◆ MATERIALS PROVIDED:
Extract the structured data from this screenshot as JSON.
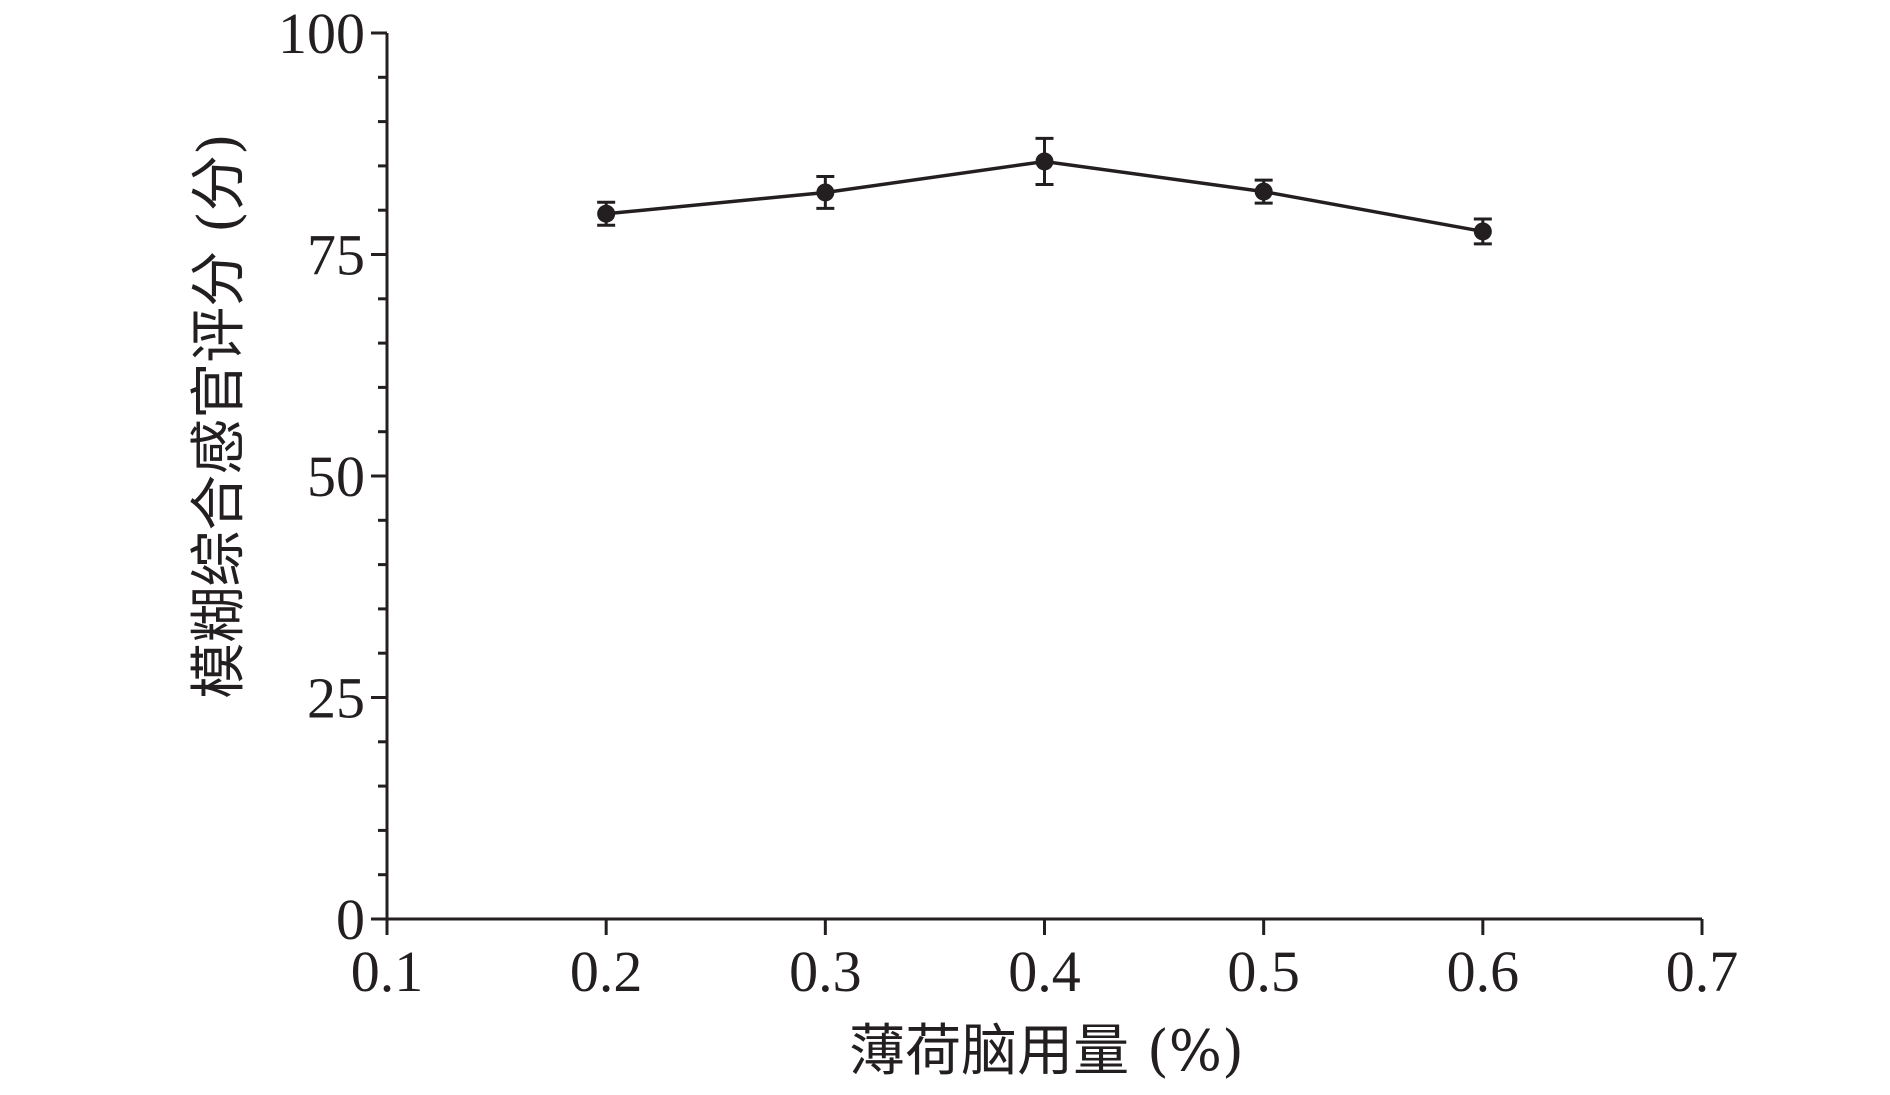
{
  "chart_data": {
    "type": "line",
    "title": "",
    "xlabel": "薄荷脑用量 (%)",
    "ylabel": "模糊综合感官评分 (分)",
    "xlim": [
      0.1,
      0.7
    ],
    "ylim": [
      0,
      100
    ],
    "x_ticks": [
      "0.1",
      "0.2",
      "0.3",
      "0.4",
      "0.5",
      "0.6",
      "0.7"
    ],
    "y_ticks": [
      "0",
      "25",
      "50",
      "75",
      "100"
    ],
    "grid": false,
    "series": [
      {
        "x": [
          0.2,
          0.3,
          0.4,
          0.5,
          0.6
        ],
        "y": [
          79.6,
          82.0,
          85.5,
          82.1,
          77.6
        ],
        "error": [
          1.3,
          1.8,
          2.6,
          1.3,
          1.4
        ]
      }
    ],
    "color": "#231f20"
  }
}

◆ EXERCISE PROMPT: Output all of the entries verbatim, leaving out any images.

◆ RESPONSE BELOW:
Extract the structured data from this screenshot as JSON.
{
  "chart_data": {
    "type": "line",
    "title": "",
    "xlabel": "薄荷脑用量 (%)",
    "ylabel": "模糊综合感官评分 (分)",
    "xlim": [
      0.1,
      0.7
    ],
    "ylim": [
      0,
      100
    ],
    "x_ticks": [
      "0.1",
      "0.2",
      "0.3",
      "0.4",
      "0.5",
      "0.6",
      "0.7"
    ],
    "y_ticks": [
      "0",
      "25",
      "50",
      "75",
      "100"
    ],
    "grid": false,
    "series": [
      {
        "x": [
          0.2,
          0.3,
          0.4,
          0.5,
          0.6
        ],
        "y": [
          79.6,
          82.0,
          85.5,
          82.1,
          77.6
        ],
        "error": [
          1.3,
          1.8,
          2.6,
          1.3,
          1.4
        ]
      }
    ],
    "color": "#231f20"
  }
}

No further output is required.